* START *

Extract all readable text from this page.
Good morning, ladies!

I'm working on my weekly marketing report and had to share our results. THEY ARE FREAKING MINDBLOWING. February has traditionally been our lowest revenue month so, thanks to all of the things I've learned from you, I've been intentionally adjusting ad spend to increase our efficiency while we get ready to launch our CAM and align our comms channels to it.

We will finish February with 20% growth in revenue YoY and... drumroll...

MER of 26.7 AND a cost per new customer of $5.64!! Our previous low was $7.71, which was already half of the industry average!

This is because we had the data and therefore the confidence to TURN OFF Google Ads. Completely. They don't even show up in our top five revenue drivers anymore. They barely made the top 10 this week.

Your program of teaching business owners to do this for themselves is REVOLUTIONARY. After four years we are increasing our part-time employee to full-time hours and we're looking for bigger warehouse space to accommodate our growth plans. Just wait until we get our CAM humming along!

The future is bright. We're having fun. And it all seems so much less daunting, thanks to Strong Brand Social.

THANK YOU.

* END *

*DIRECTION*:
From the listing above, copy all lines holding the word "growth".

*RESULT OF THIS TASK*:
We will finish February with 20% growth in revenue YoY and... drumroll...
Your program of teaching business owners to do this for themselves is REVOLUTIONARY. After four years we are increasing our part-time employee to full-time hours and we're looking for bigger warehouse space to accommodate our growth plans. Just wait until we get our CAM humming along!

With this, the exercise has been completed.